▸ **Collected data**

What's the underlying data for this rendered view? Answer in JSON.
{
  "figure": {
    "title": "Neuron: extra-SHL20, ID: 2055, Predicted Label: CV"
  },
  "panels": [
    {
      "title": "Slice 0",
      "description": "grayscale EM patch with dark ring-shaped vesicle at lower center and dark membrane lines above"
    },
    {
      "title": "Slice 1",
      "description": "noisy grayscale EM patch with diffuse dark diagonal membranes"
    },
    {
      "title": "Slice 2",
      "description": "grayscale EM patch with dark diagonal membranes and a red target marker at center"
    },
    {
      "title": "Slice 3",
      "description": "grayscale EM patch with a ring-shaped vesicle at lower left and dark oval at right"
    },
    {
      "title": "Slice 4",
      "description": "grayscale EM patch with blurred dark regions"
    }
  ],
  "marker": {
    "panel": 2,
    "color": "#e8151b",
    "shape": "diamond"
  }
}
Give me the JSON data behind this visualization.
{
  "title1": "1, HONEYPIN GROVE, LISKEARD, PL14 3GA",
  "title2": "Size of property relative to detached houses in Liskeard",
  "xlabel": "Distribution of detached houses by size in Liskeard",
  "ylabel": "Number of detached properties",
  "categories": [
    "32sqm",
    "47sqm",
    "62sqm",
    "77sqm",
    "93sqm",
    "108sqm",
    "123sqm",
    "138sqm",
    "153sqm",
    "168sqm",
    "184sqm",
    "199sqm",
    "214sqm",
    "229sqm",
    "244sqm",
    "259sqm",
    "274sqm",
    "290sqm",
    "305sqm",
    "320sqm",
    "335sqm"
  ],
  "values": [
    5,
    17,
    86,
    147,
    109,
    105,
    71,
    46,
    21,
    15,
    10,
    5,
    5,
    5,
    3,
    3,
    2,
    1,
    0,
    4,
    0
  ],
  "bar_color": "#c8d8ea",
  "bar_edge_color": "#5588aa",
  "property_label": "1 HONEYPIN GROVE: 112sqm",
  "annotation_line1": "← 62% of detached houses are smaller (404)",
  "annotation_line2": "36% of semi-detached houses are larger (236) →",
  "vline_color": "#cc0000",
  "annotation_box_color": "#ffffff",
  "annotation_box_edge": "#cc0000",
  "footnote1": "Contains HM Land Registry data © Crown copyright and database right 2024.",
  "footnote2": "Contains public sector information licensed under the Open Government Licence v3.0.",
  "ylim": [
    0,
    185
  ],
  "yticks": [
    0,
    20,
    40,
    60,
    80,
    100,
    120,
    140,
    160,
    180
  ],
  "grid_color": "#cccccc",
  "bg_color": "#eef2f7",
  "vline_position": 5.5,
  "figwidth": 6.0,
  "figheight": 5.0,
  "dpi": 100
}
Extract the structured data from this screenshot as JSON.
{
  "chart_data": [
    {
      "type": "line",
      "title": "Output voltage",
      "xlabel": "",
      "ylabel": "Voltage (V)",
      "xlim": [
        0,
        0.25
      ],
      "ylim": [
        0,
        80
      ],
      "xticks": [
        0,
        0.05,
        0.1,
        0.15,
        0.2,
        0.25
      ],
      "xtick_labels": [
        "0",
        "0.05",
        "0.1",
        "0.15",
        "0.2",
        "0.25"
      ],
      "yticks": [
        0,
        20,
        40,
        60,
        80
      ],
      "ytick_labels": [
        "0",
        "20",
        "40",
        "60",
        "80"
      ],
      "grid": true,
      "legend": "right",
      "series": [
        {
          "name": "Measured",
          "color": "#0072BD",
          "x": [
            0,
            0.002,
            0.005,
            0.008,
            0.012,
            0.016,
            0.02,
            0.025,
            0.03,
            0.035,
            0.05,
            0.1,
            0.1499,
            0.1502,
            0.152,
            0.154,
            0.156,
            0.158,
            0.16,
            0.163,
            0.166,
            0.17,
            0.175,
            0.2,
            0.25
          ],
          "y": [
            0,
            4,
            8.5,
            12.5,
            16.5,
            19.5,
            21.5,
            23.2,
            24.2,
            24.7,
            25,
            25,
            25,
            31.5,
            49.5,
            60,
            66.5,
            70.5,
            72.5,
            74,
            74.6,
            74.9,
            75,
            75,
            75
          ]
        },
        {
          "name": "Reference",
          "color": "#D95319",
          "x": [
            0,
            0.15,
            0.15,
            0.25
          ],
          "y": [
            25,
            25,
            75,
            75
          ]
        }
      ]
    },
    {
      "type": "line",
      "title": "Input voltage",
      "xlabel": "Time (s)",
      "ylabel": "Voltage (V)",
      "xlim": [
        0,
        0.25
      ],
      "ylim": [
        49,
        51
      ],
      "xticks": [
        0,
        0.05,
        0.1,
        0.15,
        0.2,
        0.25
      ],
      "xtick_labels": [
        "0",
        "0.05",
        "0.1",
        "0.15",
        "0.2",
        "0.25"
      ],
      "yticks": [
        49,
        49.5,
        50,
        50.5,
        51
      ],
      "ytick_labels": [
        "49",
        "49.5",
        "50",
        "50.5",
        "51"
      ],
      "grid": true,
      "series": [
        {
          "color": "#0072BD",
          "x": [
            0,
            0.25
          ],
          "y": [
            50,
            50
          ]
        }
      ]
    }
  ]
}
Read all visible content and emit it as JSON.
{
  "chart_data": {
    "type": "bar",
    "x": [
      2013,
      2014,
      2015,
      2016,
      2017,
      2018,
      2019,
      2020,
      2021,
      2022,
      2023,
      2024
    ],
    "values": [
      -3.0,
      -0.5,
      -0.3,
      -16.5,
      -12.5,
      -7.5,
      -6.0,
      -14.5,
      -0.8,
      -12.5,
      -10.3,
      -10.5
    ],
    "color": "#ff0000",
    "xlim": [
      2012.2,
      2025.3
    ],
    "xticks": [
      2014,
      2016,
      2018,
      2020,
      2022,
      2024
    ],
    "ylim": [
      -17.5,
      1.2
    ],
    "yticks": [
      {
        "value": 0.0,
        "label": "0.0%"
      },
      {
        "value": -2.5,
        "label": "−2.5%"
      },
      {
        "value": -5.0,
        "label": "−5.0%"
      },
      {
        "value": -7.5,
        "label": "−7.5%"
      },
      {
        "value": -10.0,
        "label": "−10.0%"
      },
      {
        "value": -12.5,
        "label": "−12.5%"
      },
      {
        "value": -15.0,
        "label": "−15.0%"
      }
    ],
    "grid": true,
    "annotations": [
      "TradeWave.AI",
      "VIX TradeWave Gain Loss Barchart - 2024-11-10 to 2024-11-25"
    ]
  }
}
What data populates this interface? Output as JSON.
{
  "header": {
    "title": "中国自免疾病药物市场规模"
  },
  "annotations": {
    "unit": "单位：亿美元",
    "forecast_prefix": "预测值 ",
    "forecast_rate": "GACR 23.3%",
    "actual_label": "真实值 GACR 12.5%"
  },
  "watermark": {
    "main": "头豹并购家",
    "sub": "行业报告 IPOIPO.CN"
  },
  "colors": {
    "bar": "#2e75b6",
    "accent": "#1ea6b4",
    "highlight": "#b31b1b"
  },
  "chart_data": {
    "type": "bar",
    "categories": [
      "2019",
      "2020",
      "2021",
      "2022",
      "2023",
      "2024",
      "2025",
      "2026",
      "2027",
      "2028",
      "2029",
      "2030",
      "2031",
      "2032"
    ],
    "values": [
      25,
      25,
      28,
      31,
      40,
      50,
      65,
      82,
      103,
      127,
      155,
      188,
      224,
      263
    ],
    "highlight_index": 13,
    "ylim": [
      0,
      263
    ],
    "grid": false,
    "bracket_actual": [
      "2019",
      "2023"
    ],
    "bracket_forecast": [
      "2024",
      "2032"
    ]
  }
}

▸ **GIVEN EXERCISE**
Using the data above, copy each line that contains "Output".

▸ **TASK RESULT**
      "title": "Output voltage",
What data populates this interface? Output as JSON.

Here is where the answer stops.